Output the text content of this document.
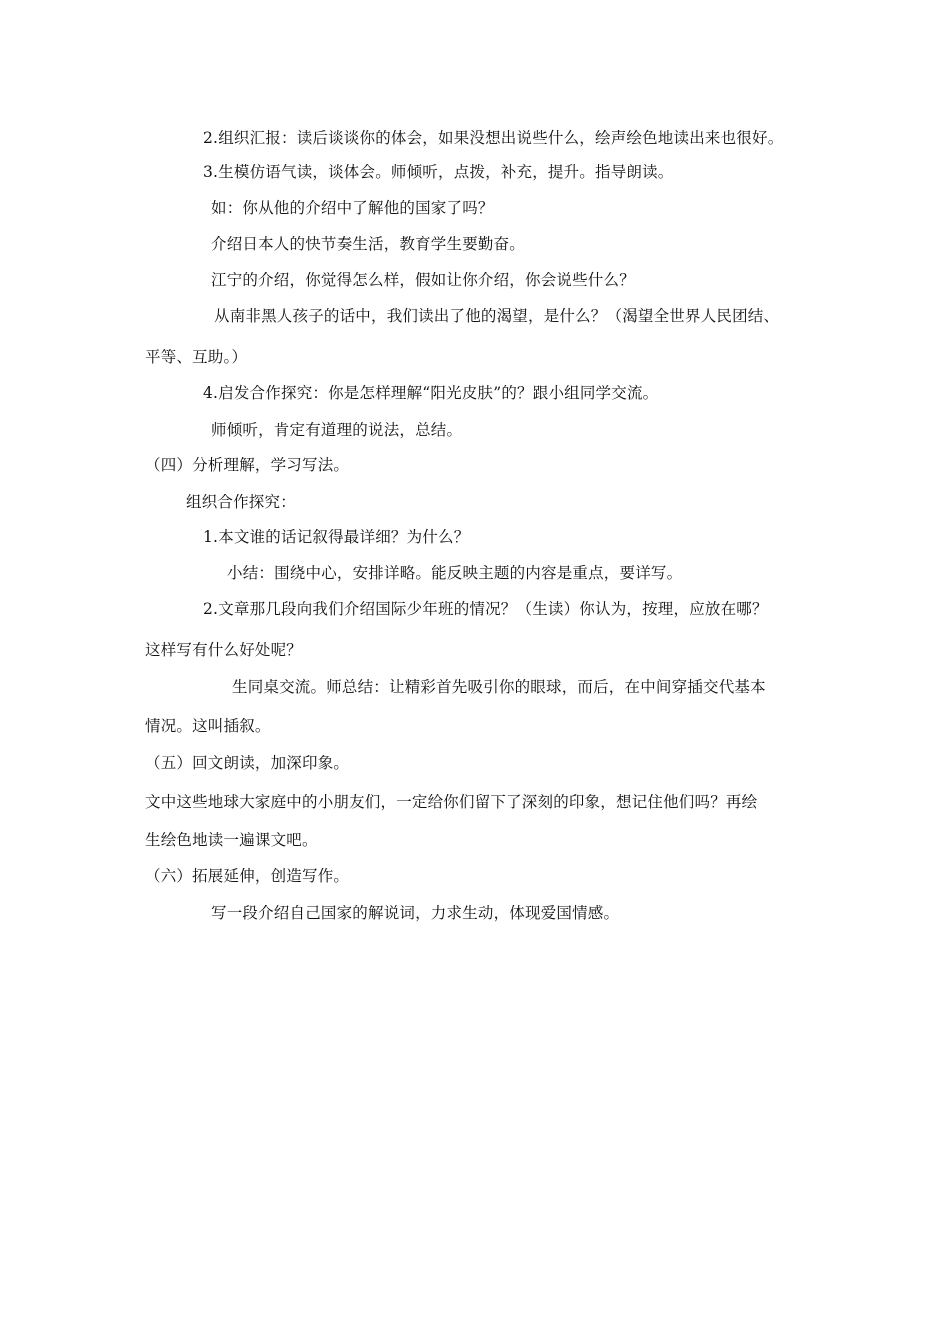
2.组织汇报：读后谈谈你的体会，如果没想出说些什么，绘声绘色地读出来也很好。
3.生模仿语气读，谈体会。师倾听，点拨，补充，提升。指导朗读。
如：你从他的介绍中了解他的国家了吗？
介绍日本人的快节奏生活，教育学生要勤奋。
江宁的介绍，你觉得怎么样，假如让你介绍，你会说些什么？
从南非黑人孩子的话中，我们读出了他的渴望，是什么？（渴望全世界人民团结、
平等、互助。）
4.启发合作探究：你是怎样理解“阳光皮肤”的？跟小组同学交流。
师倾听，肯定有道理的说法，总结。
（四）分析理解，学习写法。
组织合作探究：
1.本文谁的话记叙得最详细？为什么？
小结：围绕中心，安排详略。能反映主题的内容是重点，要详写。
2.文章那几段向我们介绍国际少年班的情况？（生读）你认为，按理，应放在哪？
这样写有什么好处呢？
生同桌交流。师总结：让精彩首先吸引你的眼球，而后，在中间穿插交代基本
情况。这叫插叙。
（五）回文朗读，加深印象。
文中这些地球大家庭中的小朋友们，一定给你们留下了深刻的印象，想记住他们吗？再绘
生绘色地读一遍课文吧。
（六）拓展延伸，创造写作。
写一段介绍自己国家的解说词，力求生动，体现爱国情感。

*TASK STATEMENT*
In this exercise, set down all of the data exactly, without the pictures.

*ANSWER*
Output the text content of this document.
2.组织汇报：读后谈谈你的体会，如果没想出说些什么，绘声绘色地读出来也很好。
3.生模仿语气读，谈体会。师倾听，点拨，补充，提升。指导朗读。
如：你从他的介绍中了解他的国家了吗？
介绍日本人的快节奏生活，教育学生要勤奋。
江宁的介绍，你觉得怎么样，假如让你介绍，你会说些什么？
从南非黑人孩子的话中，我们读出了他的渴望，是什么？（渴望全世界人民团结、
平等、互助。）
4.启发合作探究：你是怎样理解“阳光皮肤”的？跟小组同学交流。
师倾听，肯定有道理的说法，总结。
（四）分析理解，学习写法。
组织合作探究：
1.本文谁的话记叙得最详细？为什么？
小结：围绕中心，安排详略。能反映主题的内容是重点，要详写。
2.文章那几段向我们介绍国际少年班的情况？（生读）你认为，按理，应放在哪？
这样写有什么好处呢？
生同桌交流。师总结：让精彩首先吸引你的眼球，而后，在中间穿插交代基本
情况。这叫插叙。
（五）回文朗读，加深印象。
文中这些地球大家庭中的小朋友们，一定给你们留下了深刻的印象，想记住他们吗？再绘
生绘色地读一遍课文吧。
（六）拓展延伸，创造写作。
写一段介绍自己国家的解说词，力求生动，体现爱国情感。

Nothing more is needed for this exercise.